WRITTEN EXERCISE: Reproduce each record below exactly as written.

[Records]
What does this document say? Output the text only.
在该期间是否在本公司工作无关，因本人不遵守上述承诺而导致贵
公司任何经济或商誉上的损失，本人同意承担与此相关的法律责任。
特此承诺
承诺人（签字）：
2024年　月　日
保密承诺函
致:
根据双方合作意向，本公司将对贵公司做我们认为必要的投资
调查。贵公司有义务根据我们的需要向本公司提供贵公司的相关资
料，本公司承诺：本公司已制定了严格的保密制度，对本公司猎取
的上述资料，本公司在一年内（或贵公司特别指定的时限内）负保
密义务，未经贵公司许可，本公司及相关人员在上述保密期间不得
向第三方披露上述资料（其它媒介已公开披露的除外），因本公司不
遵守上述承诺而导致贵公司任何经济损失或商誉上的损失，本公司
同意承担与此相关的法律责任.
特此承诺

THE REPLY:
What does this document say? Output the text only.
在该期间是否在本公司工作无关，因本人不遵守上述承诺而导致贵
公司任何经济或商誉上的损失，本人同意承担与此相关的法律责任。
特此承诺
承诺人（签字）：
2024年　月　日
保密承诺函
致:
根据双方合作意向，本公司将对贵公司做我们认为必要的投资
调查。贵公司有义务根据我们的需要向本公司提供贵公司的相关资
料，本公司承诺：本公司已制定了严格的保密制度，对本公司猎取
的上述资料，本公司在一年内（或贵公司特别指定的时限内）负保
密义务，未经贵公司许可，本公司及相关人员在上述保密期间不得
向第三方披露上述资料（其它媒介已公开披露的除外），因本公司不
遵守上述承诺而导致贵公司任何经济损失或商誉上的损失，本公司
同意承担与此相关的法律责任.
特此承诺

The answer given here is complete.